* **Written exercise**:
Skip all pictures, then print the remaining material exactly.

>> Start Recorded data

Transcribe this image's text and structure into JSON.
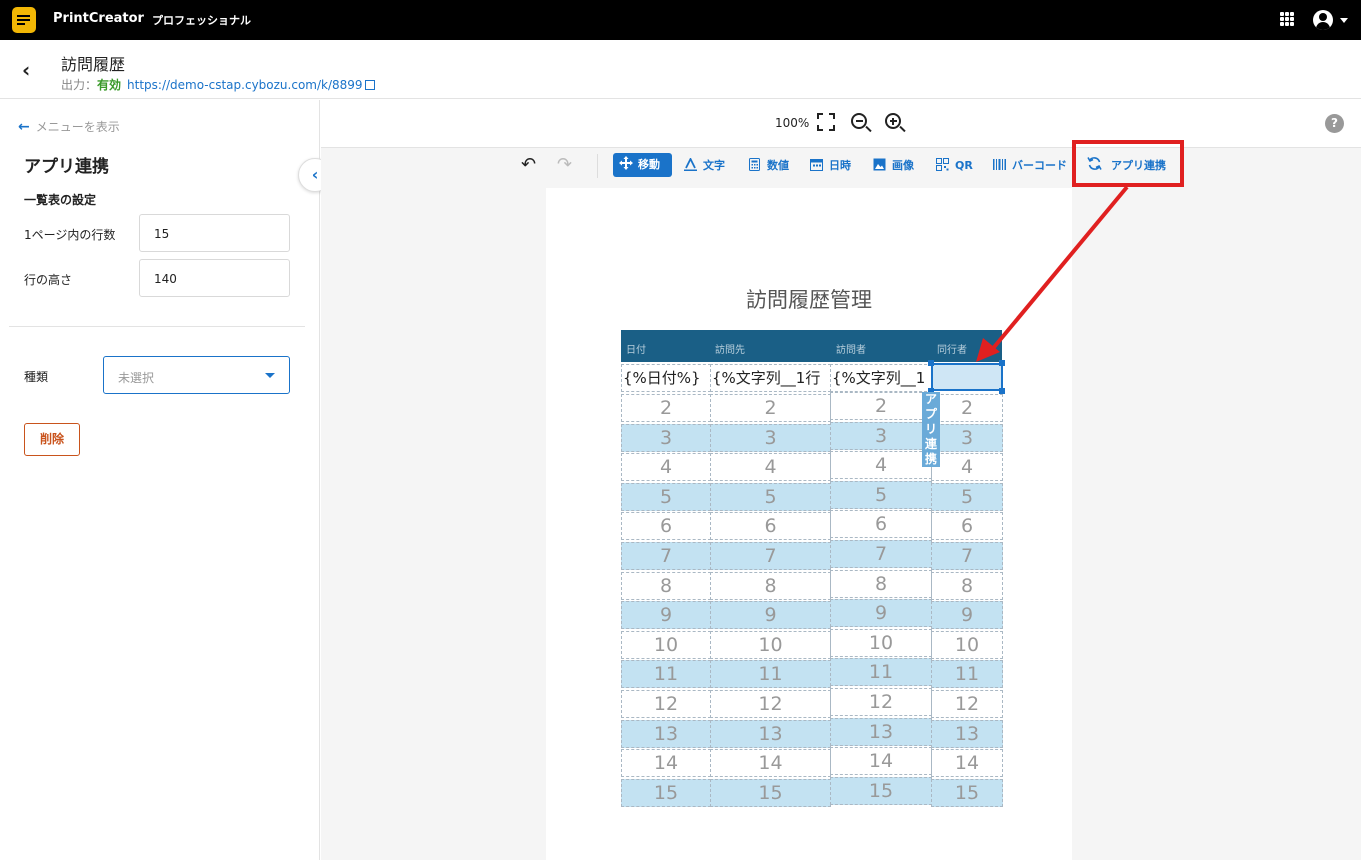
{
  "app": {
    "name": "PrintCreator",
    "edition": "プロフェッショナル"
  },
  "header": {
    "title": "訪問履歴",
    "output_label": "出力：",
    "output_status": "有効",
    "url": "https://demo-cstap.cybozu.com/k/8899"
  },
  "sidebar": {
    "menu_back": "メニューを表示",
    "title": "アプリ連携",
    "section_title": "一覧表の設定",
    "rows_label": "1ページ内の行数",
    "rows_value": "15",
    "height_label": "行の高さ",
    "height_value": "140",
    "type_label": "種類",
    "type_placeholder": "未選択",
    "delete_label": "削除"
  },
  "zoom": {
    "level": "100%"
  },
  "toolbar": {
    "move": "移動",
    "text": "文字",
    "number": "数値",
    "datetime": "日時",
    "image": "画像",
    "qr": "QR",
    "barcode": "バーコード",
    "app_link": "アプリ連携"
  },
  "document": {
    "title": "訪問履歴管理",
    "headers": [
      "日付",
      "訪問先",
      "訪問者",
      "同行者"
    ],
    "first_row": [
      "{%日付%}",
      "{%文字列__1行",
      "{%文字列__1",
      ""
    ],
    "row_numbers": [
      "2",
      "3",
      "4",
      "5",
      "6",
      "7",
      "8",
      "9",
      "10",
      "11",
      "12",
      "13",
      "14",
      "15"
    ],
    "selection_label": "アプリ連携"
  },
  "colors": {
    "accent": "#1a73c9",
    "table_header": "#1a5f86",
    "row_alt": "#c3e2f2",
    "highlight": "#e02020",
    "status_ok": "#3a9a2a",
    "delete": "#c9531c"
  }
}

>> End Recorded data

* **Exercise answer**:
Transcribe this image's text and structure into JSON.
{
  "app": {
    "name": "PrintCreator",
    "edition": "プロフェッショナル"
  },
  "header": {
    "title": "訪問履歴",
    "output_label": "出力：",
    "output_status": "有効",
    "url": "https://demo-cstap.cybozu.com/k/8899"
  },
  "sidebar": {
    "menu_back": "メニューを表示",
    "title": "アプリ連携",
    "section_title": "一覧表の設定",
    "rows_label": "1ページ内の行数",
    "rows_value": "15",
    "height_label": "行の高さ",
    "height_value": "140",
    "type_label": "種類",
    "type_placeholder": "未選択",
    "delete_label": "削除"
  },
  "zoom": {
    "level": "100%"
  },
  "toolbar": {
    "move": "移動",
    "text": "文字",
    "number": "数値",
    "datetime": "日時",
    "image": "画像",
    "qr": "QR",
    "barcode": "バーコード",
    "app_link": "アプリ連携"
  },
  "document": {
    "title": "訪問履歴管理",
    "headers": [
      "日付",
      "訪問先",
      "訪問者",
      "同行者"
    ],
    "first_row": [
      "{%日付%}",
      "{%文字列__1行",
      "{%文字列__1",
      ""
    ],
    "row_numbers": [
      "2",
      "3",
      "4",
      "5",
      "6",
      "7",
      "8",
      "9",
      "10",
      "11",
      "12",
      "13",
      "14",
      "15"
    ],
    "selection_label": "アプリ連携"
  },
  "colors": {
    "accent": "#1a73c9",
    "table_header": "#1a5f86",
    "row_alt": "#c3e2f2",
    "highlight": "#e02020",
    "status_ok": "#3a9a2a",
    "delete": "#c9531c"
  }
}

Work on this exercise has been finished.